Rows from a figure dataset

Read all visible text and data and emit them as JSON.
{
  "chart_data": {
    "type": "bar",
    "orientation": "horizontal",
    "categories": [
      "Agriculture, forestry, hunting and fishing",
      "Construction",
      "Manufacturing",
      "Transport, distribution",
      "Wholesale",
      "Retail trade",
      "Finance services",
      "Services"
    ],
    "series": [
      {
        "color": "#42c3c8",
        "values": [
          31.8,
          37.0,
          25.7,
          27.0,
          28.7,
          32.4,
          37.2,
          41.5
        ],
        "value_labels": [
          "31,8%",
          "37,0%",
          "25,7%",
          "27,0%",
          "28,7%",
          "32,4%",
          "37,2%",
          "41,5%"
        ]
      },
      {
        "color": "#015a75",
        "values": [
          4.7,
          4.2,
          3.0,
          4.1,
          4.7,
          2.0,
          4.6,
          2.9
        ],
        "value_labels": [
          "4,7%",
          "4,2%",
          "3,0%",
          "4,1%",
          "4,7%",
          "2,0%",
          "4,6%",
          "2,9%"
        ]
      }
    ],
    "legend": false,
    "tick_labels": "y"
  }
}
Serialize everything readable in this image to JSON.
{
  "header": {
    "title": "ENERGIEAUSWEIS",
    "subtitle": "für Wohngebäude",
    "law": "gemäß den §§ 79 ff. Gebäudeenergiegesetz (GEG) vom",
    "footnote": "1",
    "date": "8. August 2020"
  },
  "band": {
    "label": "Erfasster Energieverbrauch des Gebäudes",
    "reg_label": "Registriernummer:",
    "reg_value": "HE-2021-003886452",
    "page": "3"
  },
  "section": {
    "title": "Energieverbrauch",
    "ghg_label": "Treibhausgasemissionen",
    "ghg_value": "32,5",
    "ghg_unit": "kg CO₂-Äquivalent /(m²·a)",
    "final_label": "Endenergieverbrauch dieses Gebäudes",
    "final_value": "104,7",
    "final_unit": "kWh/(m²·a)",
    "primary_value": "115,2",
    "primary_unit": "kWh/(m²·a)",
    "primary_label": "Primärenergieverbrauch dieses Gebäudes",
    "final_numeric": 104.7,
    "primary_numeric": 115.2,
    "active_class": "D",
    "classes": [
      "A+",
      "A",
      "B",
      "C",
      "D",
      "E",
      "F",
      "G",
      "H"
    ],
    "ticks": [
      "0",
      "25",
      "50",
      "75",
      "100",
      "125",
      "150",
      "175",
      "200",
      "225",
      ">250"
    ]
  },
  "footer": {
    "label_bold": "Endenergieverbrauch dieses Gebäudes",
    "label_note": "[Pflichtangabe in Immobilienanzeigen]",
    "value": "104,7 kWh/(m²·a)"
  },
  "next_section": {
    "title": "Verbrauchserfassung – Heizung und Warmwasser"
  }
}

* [Instructions to follow]
Starting with the line that contains "Serialize everything readable", return each line through the last one of the data above, exactly as written and nothing more.

* [Task response]
Serialize everything readable in this image to JSON.
{
  "header": {
    "title": "ENERGIEAUSWEIS",
    "subtitle": "für Wohngebäude",
    "law": "gemäß den §§ 79 ff. Gebäudeenergiegesetz (GEG) vom",
    "footnote": "1",
    "date": "8. August 2020"
  },
  "band": {
    "label": "Erfasster Energieverbrauch des Gebäudes",
    "reg_label": "Registriernummer:",
    "reg_value": "HE-2021-003886452",
    "page": "3"
  },
  "section": {
    "title": "Energieverbrauch",
    "ghg_label": "Treibhausgasemissionen",
    "ghg_value": "32,5",
    "ghg_unit": "kg CO₂-Äquivalent /(m²·a)",
    "final_label": "Endenergieverbrauch dieses Gebäudes",
    "final_value": "104,7",
    "final_unit": "kWh/(m²·a)",
    "primary_value": "115,2",
    "primary_unit": "kWh/(m²·a)",
    "primary_label": "Primärenergieverbrauch dieses Gebäudes",
    "final_numeric": 104.7,
    "primary_numeric": 115.2,
    "active_class": "D",
    "classes": [
      "A+",
      "A",
      "B",
      "C",
      "D",
      "E",
      "F",
      "G",
      "H"
    ],
    "ticks": [
      "0",
      "25",
      "50",
      "75",
      "100",
      "125",
      "150",
      "175",
      "200",
      "225",
      ">250"
    ]
  },
  "footer": {
    "label_bold": "Endenergieverbrauch dieses Gebäudes",
    "label_note": "[Pflichtangabe in Immobilienanzeigen]",
    "value": "104,7 kWh/(m²·a)"
  },
  "next_section": {
    "title": "Verbrauchserfassung – Heizung und Warmwasser"
  }
}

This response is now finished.